TASK INSTRUCTIONS: Please report every line from the material that contains the word "Ehefrau".

DATA TO USE:
= = = = =

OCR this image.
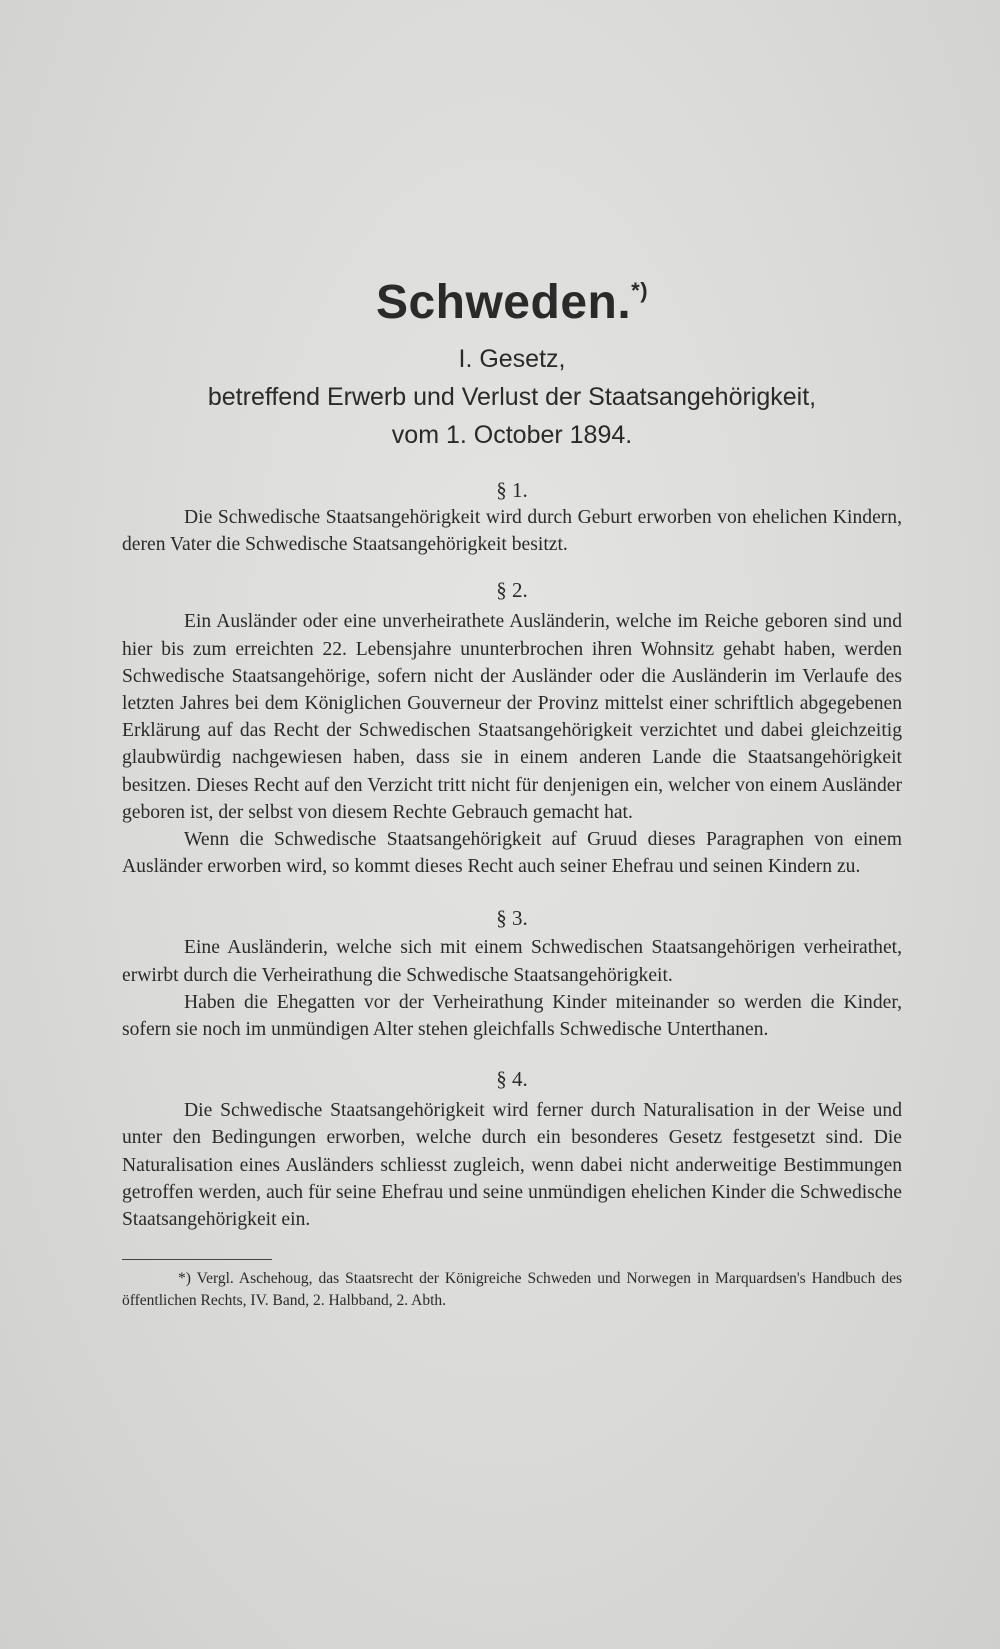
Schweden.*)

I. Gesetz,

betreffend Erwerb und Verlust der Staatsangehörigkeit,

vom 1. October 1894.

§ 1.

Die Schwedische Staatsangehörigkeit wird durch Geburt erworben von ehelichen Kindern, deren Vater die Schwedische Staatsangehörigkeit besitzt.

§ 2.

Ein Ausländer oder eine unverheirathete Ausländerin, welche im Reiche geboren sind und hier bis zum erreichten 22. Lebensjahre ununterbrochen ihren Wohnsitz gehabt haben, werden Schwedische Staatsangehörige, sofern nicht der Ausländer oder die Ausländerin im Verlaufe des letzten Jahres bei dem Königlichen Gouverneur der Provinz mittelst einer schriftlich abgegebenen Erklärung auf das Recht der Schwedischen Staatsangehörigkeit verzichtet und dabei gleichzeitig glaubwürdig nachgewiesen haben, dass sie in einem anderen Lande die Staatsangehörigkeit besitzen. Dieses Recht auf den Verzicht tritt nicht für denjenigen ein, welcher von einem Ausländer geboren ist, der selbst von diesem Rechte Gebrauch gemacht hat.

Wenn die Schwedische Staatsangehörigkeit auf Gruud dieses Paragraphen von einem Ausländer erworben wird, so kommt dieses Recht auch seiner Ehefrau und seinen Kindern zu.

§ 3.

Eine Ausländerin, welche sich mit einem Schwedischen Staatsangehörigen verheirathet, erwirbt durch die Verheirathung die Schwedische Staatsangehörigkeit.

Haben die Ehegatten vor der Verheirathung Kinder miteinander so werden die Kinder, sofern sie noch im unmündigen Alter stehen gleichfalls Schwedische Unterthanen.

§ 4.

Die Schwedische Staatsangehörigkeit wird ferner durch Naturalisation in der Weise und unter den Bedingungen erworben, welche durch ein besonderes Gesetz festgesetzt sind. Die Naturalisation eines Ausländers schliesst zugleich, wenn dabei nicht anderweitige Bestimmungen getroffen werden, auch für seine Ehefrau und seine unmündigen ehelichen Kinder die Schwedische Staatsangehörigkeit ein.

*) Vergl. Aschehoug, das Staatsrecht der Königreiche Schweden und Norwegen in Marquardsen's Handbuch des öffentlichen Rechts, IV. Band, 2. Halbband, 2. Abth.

= = = = =

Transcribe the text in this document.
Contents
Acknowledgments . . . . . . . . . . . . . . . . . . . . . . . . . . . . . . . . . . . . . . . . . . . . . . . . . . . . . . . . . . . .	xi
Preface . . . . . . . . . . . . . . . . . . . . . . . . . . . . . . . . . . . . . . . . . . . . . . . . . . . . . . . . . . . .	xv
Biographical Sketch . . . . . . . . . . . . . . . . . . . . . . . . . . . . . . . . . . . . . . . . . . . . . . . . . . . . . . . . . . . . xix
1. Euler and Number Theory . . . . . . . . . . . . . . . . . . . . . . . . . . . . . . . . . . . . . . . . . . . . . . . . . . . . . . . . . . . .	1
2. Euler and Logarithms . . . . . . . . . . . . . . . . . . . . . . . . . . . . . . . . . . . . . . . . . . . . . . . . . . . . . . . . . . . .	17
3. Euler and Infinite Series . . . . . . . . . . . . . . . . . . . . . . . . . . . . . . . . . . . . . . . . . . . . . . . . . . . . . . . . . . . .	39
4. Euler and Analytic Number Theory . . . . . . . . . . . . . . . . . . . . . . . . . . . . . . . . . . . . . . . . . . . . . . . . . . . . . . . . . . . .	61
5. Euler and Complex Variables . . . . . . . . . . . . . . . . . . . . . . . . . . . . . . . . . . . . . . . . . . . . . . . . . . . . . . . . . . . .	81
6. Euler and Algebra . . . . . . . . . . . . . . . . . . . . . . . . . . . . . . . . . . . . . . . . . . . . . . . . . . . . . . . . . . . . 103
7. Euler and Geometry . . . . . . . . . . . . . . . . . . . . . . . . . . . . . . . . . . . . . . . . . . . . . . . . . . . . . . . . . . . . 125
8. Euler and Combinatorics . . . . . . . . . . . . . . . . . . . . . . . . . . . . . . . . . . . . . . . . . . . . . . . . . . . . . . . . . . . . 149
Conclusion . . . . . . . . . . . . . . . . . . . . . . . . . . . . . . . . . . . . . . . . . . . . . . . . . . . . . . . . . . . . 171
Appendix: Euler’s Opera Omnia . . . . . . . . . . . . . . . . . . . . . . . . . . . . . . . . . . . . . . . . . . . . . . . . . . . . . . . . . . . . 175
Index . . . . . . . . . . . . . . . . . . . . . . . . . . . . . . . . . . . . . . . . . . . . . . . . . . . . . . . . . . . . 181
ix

= = = = =

WORKED ANSWER:
Wenn die Schwedische Staatsangehörigkeit auf Gruud dieses Paragraphen von einem Ausländer erworben wird, so kommt dieses Recht auch seiner Ehefrau und seinen Kindern zu.
Die Schwedische Staatsangehörigkeit wird ferner durch Naturalisation in der Weise und unter den Bedingungen erworben, welche durch ein besonderes Gesetz festgesetzt sind. Die Naturalisation eines Ausländers schliesst zugleich, wenn dabei nicht anderweitige Bestimmungen getroffen werden, auch für seine Ehefrau und seine unmündigen ehelichen Kinder die Schwedische Staatsangehörigkeit ein.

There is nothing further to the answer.